## GIVEN PASSAGE
Cu interlayer was used to bond Mg AZ31 together. It was noticed that the concentration of Cu and the formation of intermetallic compound Mg2Cu at the joint decreased with increasing bonding time. The optimum bonding time suggested by this study to produce the highest strength of 70.2 MPa was reported to be 30 min [14]. From the scientific literature on TLP bonding of Mg AZ31, it was concluded that one of the major factors that deteriorates the joint strength and the optimized joint is the formation of the IMC compounds at the interface. Nevertheless, using the Cu interlayer, in particular, indicates that the content of intermetallic compounds such as Mg2Cu were reduced when bonding time increased. Cu coatings with Sn interlayer were successfully used to join Mg AZ31 to Ti-6Al-4V dissimilar alloys [15]. This study found that at the Mg side, the Mg2Cu was formed where the Sn was diffused away into the Mg and Ti base materials, which was reflected as a diffusion zone by electron probe micro-analysis (EPMA). It was interesting to find that no IMCs were formed at the joint based on Sn-Cu or based on Mg-Sn.
This research study applied Cu coatings to bond AZ31 together in the first approach. In the second approach, a combination of Cu coatings and Sn interlayer were used. The aim of this study is to investigate the effect of combined hybrid Cu coatings with Sn interlayer on the joining of Mg AZ31 and to investigate the formation of IMCs within/at the joint region/interface. Although Cu interlayer was used to bond AZ31 together and a combination of Cu coatings and Sn interlayer was used to bond AZ31 with dissimilar alloy, it was worthwhile to perform a comparable study to investigate if the presence of Sn can improve the joint quality.

Dataset excerpts:
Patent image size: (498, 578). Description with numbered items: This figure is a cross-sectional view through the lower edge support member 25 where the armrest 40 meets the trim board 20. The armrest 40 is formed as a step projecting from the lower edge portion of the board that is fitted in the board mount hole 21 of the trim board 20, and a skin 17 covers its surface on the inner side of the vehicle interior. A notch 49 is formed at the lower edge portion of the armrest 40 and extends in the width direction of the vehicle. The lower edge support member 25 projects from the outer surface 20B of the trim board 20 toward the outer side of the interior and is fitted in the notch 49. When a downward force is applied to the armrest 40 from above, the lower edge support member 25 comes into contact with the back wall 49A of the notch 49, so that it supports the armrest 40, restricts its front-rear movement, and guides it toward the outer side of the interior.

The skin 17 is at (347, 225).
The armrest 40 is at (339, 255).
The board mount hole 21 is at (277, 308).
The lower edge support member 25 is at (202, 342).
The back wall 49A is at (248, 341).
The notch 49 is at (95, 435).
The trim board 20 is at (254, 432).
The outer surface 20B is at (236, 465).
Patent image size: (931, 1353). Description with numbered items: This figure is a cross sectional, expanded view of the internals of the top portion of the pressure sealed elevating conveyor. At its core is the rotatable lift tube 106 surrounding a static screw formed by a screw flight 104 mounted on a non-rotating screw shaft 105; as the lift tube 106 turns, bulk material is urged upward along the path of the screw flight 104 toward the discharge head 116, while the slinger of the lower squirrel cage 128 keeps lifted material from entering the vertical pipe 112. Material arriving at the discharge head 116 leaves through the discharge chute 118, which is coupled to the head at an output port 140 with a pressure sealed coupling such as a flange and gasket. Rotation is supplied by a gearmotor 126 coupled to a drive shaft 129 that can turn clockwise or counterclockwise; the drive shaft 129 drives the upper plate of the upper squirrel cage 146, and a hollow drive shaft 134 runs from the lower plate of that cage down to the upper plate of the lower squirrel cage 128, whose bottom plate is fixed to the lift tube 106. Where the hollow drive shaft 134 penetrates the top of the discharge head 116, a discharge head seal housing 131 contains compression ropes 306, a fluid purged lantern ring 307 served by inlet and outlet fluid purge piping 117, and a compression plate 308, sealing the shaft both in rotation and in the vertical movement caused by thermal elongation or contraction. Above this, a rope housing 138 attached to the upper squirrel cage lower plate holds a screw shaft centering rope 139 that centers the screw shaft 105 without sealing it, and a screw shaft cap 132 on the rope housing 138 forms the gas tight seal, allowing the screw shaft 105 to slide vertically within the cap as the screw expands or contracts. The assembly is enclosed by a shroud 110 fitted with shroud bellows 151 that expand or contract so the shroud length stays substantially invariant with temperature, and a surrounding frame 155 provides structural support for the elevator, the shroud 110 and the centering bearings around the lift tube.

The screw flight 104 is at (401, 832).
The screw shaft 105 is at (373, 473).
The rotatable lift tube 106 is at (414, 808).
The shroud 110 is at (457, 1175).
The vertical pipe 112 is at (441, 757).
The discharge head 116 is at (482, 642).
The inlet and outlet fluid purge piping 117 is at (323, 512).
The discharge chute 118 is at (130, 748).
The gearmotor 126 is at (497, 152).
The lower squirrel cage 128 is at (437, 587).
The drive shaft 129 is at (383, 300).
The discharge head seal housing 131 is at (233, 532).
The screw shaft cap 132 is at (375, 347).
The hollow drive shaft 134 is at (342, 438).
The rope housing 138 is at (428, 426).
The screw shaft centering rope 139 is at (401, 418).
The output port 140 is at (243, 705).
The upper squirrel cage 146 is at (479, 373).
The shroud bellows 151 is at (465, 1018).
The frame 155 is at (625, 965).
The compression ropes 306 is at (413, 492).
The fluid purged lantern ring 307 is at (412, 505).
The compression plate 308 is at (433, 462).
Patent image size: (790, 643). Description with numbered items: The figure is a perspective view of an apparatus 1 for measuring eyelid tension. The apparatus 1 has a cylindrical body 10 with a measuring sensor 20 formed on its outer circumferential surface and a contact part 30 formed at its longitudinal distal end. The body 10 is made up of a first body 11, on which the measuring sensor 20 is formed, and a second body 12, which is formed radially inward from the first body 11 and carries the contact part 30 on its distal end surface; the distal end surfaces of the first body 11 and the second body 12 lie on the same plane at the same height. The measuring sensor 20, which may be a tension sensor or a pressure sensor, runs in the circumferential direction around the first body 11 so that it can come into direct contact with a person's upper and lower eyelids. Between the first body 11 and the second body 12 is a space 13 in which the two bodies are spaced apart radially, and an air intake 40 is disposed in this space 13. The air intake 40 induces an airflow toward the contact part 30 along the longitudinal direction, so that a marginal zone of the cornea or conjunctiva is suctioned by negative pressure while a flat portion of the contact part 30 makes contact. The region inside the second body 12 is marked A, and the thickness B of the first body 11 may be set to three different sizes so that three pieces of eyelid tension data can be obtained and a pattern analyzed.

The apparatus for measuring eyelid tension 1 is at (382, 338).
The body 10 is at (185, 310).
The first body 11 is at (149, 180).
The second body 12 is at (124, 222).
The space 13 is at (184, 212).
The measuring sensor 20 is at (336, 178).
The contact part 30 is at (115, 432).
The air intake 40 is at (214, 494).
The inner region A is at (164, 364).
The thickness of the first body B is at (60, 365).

## INSTRUCTIONS
1) Rewrite the paragraph of the passage on bonding Mg AZ31 that begins "This research study applied Cu coatings" as a short bulleted list, keeping its main facts.
2) List every bonding setup described in the passage on bonding Mg AZ31, giving the bonding material and the alloys joined in each.
3) In the passage on bonding Mg AZ31, which bonding time with the Cu interlayer gave the highest strength, and what was that strength?

## RESPONSES FOR EACH TASK
1)
- First approach: Cu coatings were used to bond AZ31 together.
- Second approach: Cu coatings were combined with an Sn interlayer.
- Aim: investigate how hybrid Cu coatings with an Sn interlayer affect the joining of Mg AZ31, and how IMCs form within or at the joint region and interface.
- Rationale: earlier work used a Cu interlayer to bond AZ31 together, and Cu coatings with an Sn interlayer to bond AZ31 to a dissimilar alloy. A comparable study was worthwhile to test whether Sn improves joint quality.

2)
- Cu interlayer, joining Mg AZ31 to Mg AZ31 [14]
- Cu coatings with Sn interlayer, joining Mg AZ31 to Ti-6Al-4V [15]
- Cu coatings, joining AZ31 to AZ31 (first approach of this study)
- Cu coatings combined with Sn interlayer, joining AZ31 to AZ31 (second approach of this study)

3) A bonding time of 30 min gave the highest strength, 70.2 MPa.